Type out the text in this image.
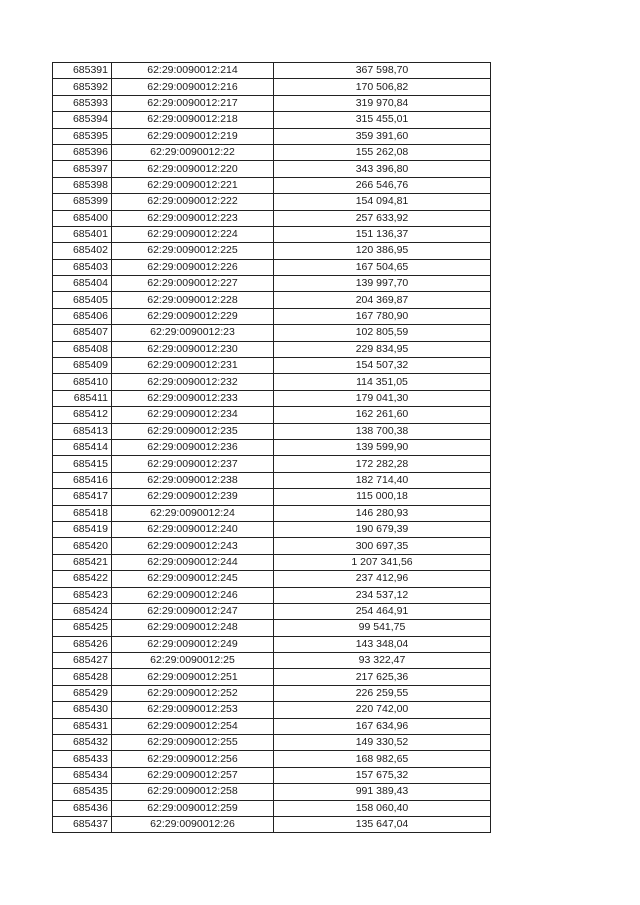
685391	62:29:0090012:214	367 598,70
685392	62:29:0090012:216	170 506,82
685393	62:29:0090012:217	319 970,84
685394	62:29:0090012:218	315 455,01
685395	62:29:0090012:219	359 391,60
685396	62:29:0090012:22	155 262,08
685397	62:29:0090012:220	343 396,80
685398	62:29:0090012:221	266 546,76
685399	62:29:0090012:222	154 094,81
685400	62:29:0090012:223	257 633,92
685401	62:29:0090012:224	151 136,37
685402	62:29:0090012:225	120 386,95
685403	62:29:0090012:226	167 504,65
685404	62:29:0090012:227	139 997,70
685405	62:29:0090012:228	204 369,87
685406	62:29:0090012:229	167 780,90
685407	62:29:0090012:23	102 805,59
685408	62:29:0090012:230	229 834,95
685409	62:29:0090012:231	154 507,32
685410	62:29:0090012:232	114 351,05
685411	62:29:0090012:233	179 041,30
685412	62:29:0090012:234	162 261,60
685413	62:29:0090012:235	138 700,38
685414	62:29:0090012:236	139 599,90
685415	62:29:0090012:237	172 282,28
685416	62:29:0090012:238	182 714,40
685417	62:29:0090012:239	115 000,18
685418	62:29:0090012:24	146 280,93
685419	62:29:0090012:240	190 679,39
685420	62:29:0090012:243	300 697,35
685421	62:29:0090012:244	1 207 341,56
685422	62:29:0090012:245	237 412,96
685423	62:29:0090012:246	234 537,12
685424	62:29:0090012:247	254 464,91
685425	62:29:0090012:248	99 541,75
685426	62:29:0090012:249	143 348,04
685427	62:29:0090012:25	93 322,47
685428	62:29:0090012:251	217 625,36
685429	62:29:0090012:252	226 259,55
685430	62:29:0090012:253	220 742,00
685431	62:29:0090012:254	167 634,96
685432	62:29:0090012:255	149 330,52
685433	62:29:0090012:256	168 982,65
685434	62:29:0090012:257	157 675,32
685435	62:29:0090012:258	991 389,43
685436	62:29:0090012:259	158 060,40
685437	62:29:0090012:26	135 647,04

Exercise details
Transcribe the records above exactly, leaving out every picture.

Task result
Type out the text in this image.
685391	62:29:0090012:214	367 598,70
685392	62:29:0090012:216	170 506,82
685393	62:29:0090012:217	319 970,84
685394	62:29:0090012:218	315 455,01
685395	62:29:0090012:219	359 391,60
685396	62:29:0090012:22	155 262,08
685397	62:29:0090012:220	343 396,80
685398	62:29:0090012:221	266 546,76
685399	62:29:0090012:222	154 094,81
685400	62:29:0090012:223	257 633,92
685401	62:29:0090012:224	151 136,37
685402	62:29:0090012:225	120 386,95
685403	62:29:0090012:226	167 504,65
685404	62:29:0090012:227	139 997,70
685405	62:29:0090012:228	204 369,87
685406	62:29:0090012:229	167 780,90
685407	62:29:0090012:23	102 805,59
685408	62:29:0090012:230	229 834,95
685409	62:29:0090012:231	154 507,32
685410	62:29:0090012:232	114 351,05
685411	62:29:0090012:233	179 041,30
685412	62:29:0090012:234	162 261,60
685413	62:29:0090012:235	138 700,38
685414	62:29:0090012:236	139 599,90
685415	62:29:0090012:237	172 282,28
685416	62:29:0090012:238	182 714,40
685417	62:29:0090012:239	115 000,18
685418	62:29:0090012:24	146 280,93
685419	62:29:0090012:240	190 679,39
685420	62:29:0090012:243	300 697,35
685421	62:29:0090012:244	1 207 341,56
685422	62:29:0090012:245	237 412,96
685423	62:29:0090012:246	234 537,12
685424	62:29:0090012:247	254 464,91
685425	62:29:0090012:248	99 541,75
685426	62:29:0090012:249	143 348,04
685427	62:29:0090012:25	93 322,47
685428	62:29:0090012:251	217 625,36
685429	62:29:0090012:252	226 259,55
685430	62:29:0090012:253	220 742,00
685431	62:29:0090012:254	167 634,96
685432	62:29:0090012:255	149 330,52
685433	62:29:0090012:256	168 982,65
685434	62:29:0090012:257	157 675,32
685435	62:29:0090012:258	991 389,43
685436	62:29:0090012:259	158 060,40
685437	62:29:0090012:26	135 647,04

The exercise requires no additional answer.